Given instruction: Without the pictures, return all of the material exactly as written.

....................

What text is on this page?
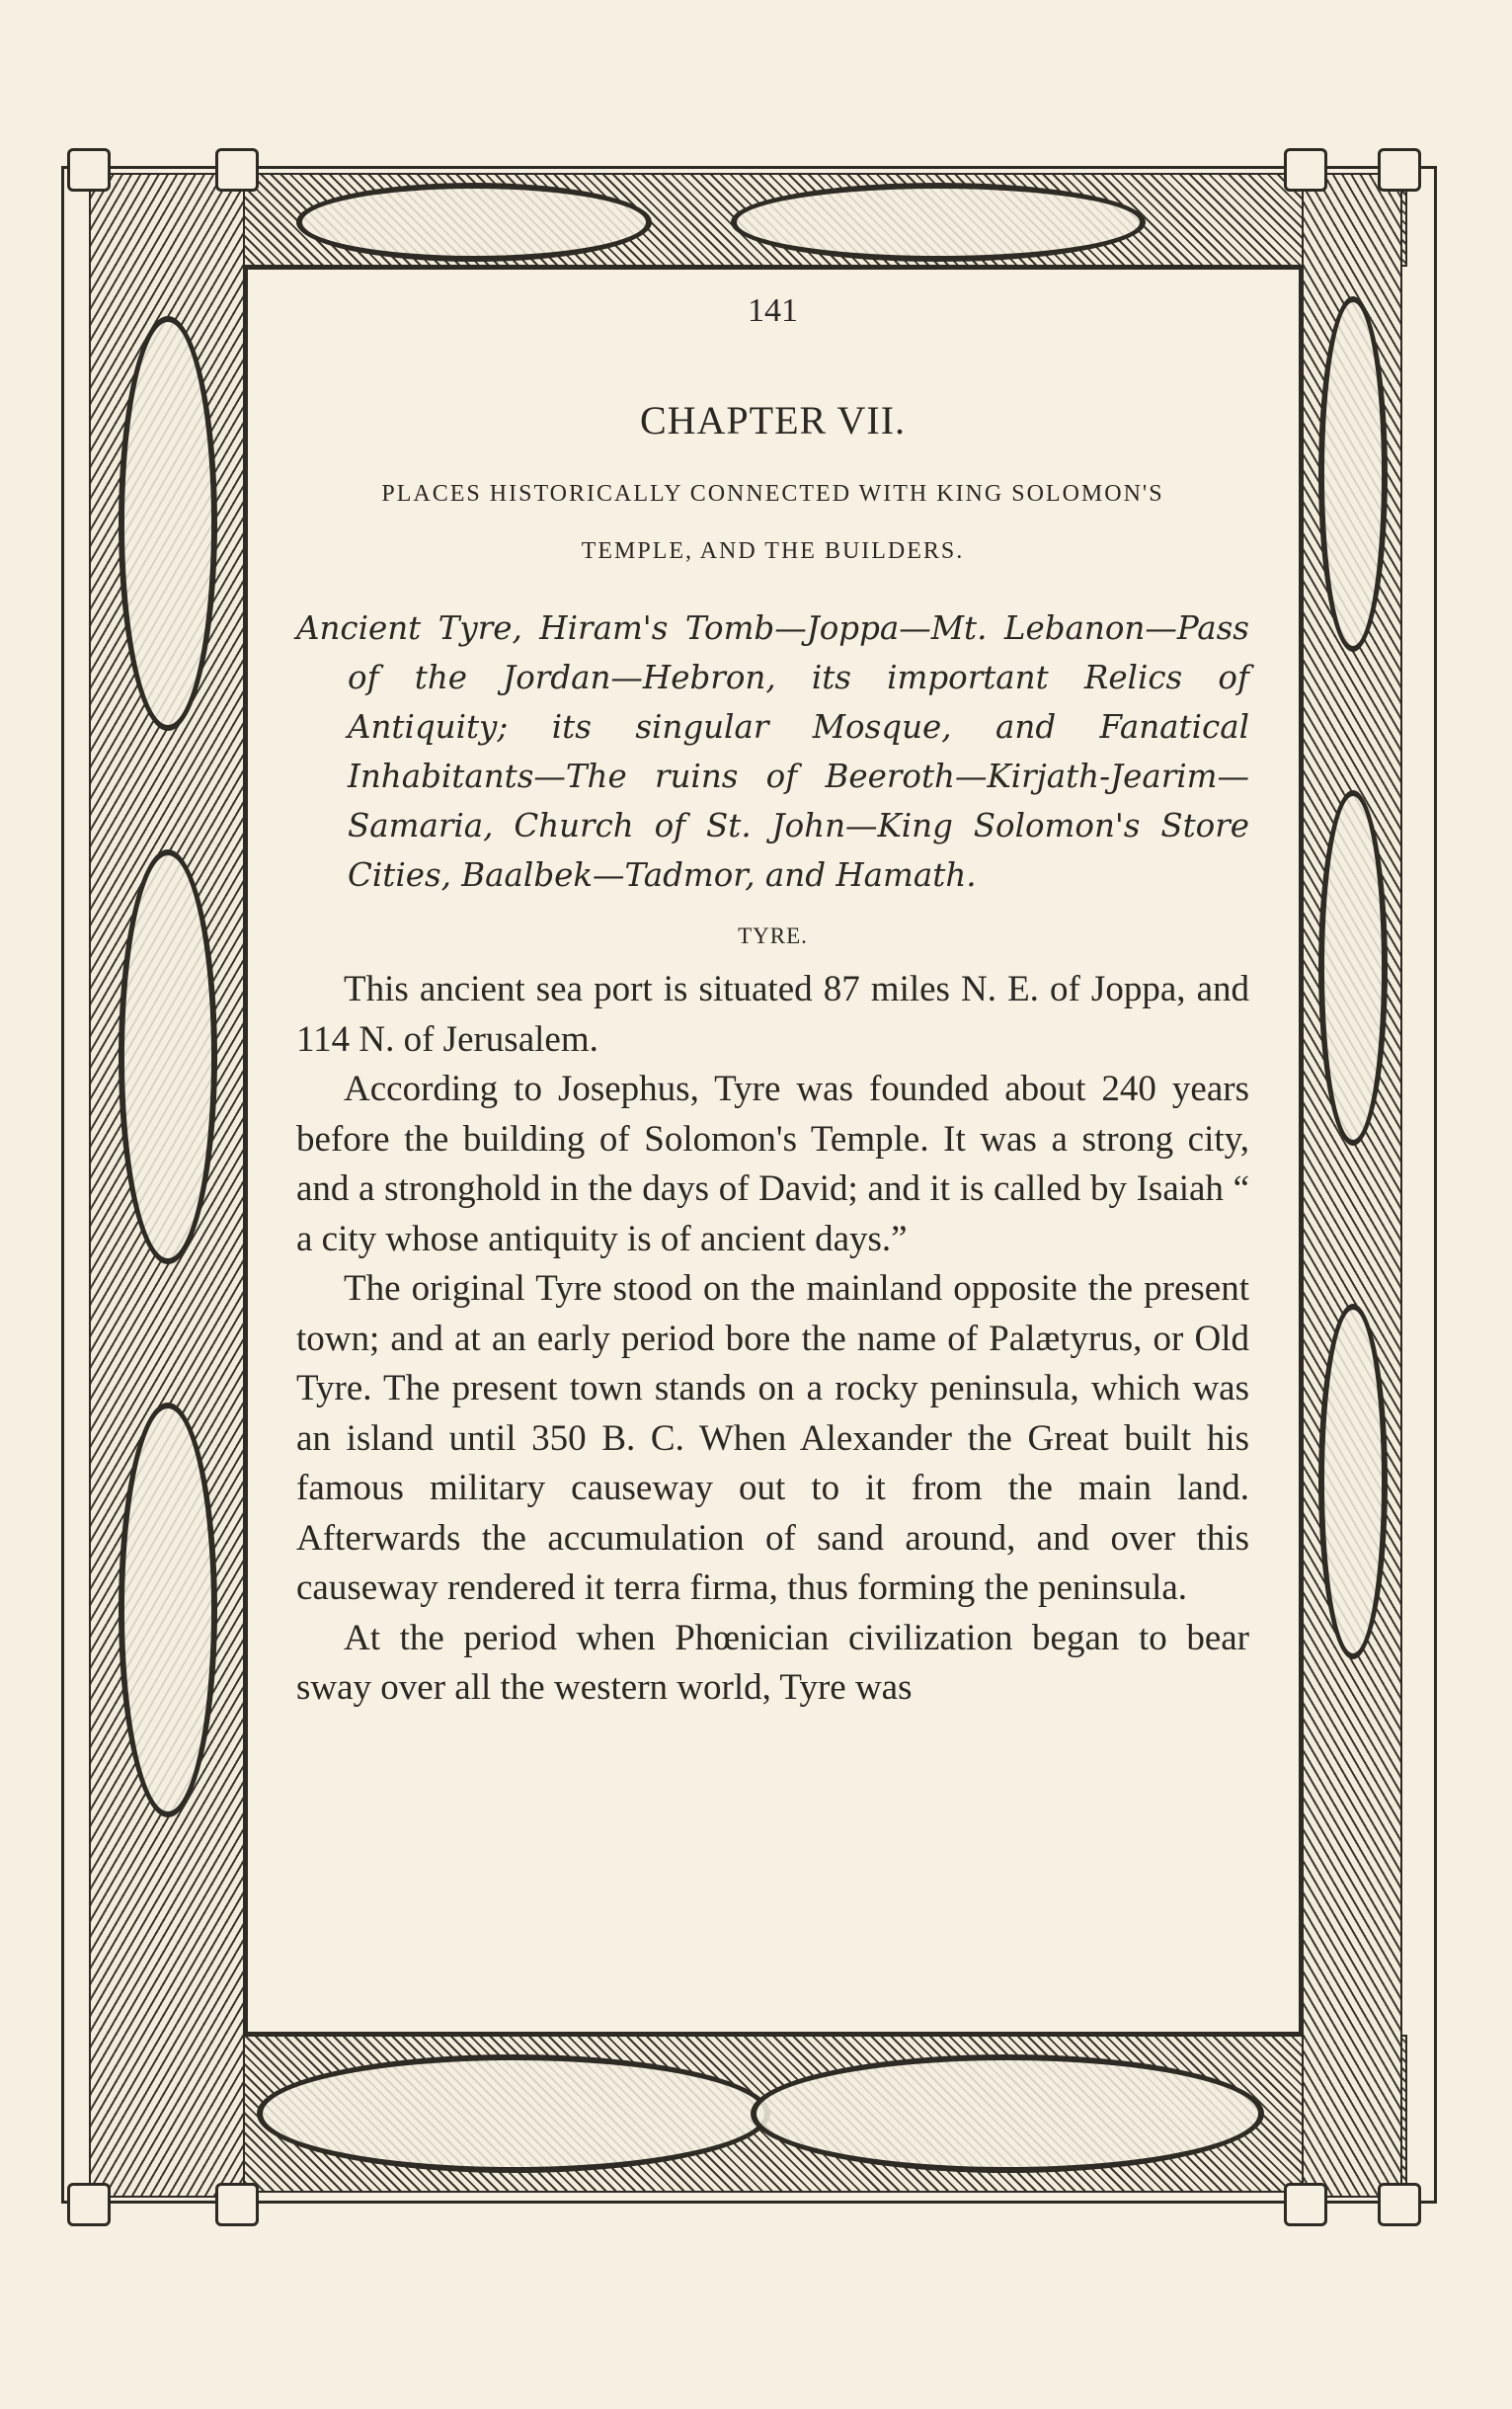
141

CHAPTER VII.
PLACES HISTORICALLY CONNECTED WITH KING SOLOMON'S
TEMPLE, AND THE BUILDERS.

Ancient Tyre, Hiram's Tomb—Joppa—Mt. Lebanon—Pass of the Jordan—Hebron, its important Relics of Antiquity; its singular Mosque, and Fanatical Inhabitants—The ruins of Beeroth—Kirjath-Jearim—Samaria, Church of St. John—King Solomon's Store Cities, Baalbek—Tadmor, and Hamath.

TYRE.

This ancient sea port is situated 87 miles N. E. of Joppa, and 114 N. of Jerusalem.

According to Josephus, Tyre was founded about 240 years before the building of Solomon's Temple. It was a strong city, and a stronghold in the days of David; and it is called by Isaiah “ a city whose antiquity is of ancient days.”

The original Tyre stood on the mainland opposite the present town; and at an early period bore the name of Palætyrus, or Old Tyre. The present town stands on a rocky peninsula, which was an island until 350 B. C. When Alexander the Great built his famous military causeway out to it from the main land. Afterwards the accumulation of sand around, and over this causeway rendered it terra firma, thus forming the peninsula.

At the period when Phœnician civilization began to bear sway over all the western world, Tyre was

....................

Expected output:
What text is on this page?
141

CHAPTER VII.
PLACES HISTORICALLY CONNECTED WITH KING SOLOMON'S
TEMPLE, AND THE BUILDERS.

Ancient Tyre, Hiram's Tomb—Joppa—Mt. Lebanon—Pass of the Jordan—Hebron, its important Relics of Antiquity; its singular Mosque, and Fanatical Inhabitants—The ruins of Beeroth—Kirjath-Jearim—Samaria, Church of St. John—King Solomon's Store Cities, Baalbek—Tadmor, and Hamath.

TYRE.

This ancient sea port is situated 87 miles N. E. of Joppa, and 114 N. of Jerusalem.

According to Josephus, Tyre was founded about 240 years before the building of Solomon's Temple. It was a strong city, and a stronghold in the days of David; and it is called by Isaiah “ a city whose antiquity is of ancient days.”

The original Tyre stood on the mainland opposite the present town; and at an early period bore the name of Palætyrus, or Old Tyre. The present town stands on a rocky peninsula, which was an island until 350 B. C. When Alexander the Great built his famous military causeway out to it from the main land. Afterwards the accumulation of sand around, and over this causeway rendered it terra firma, thus forming the peninsula.

At the period when Phœnician civilization began to bear sway over all the western world, Tyre was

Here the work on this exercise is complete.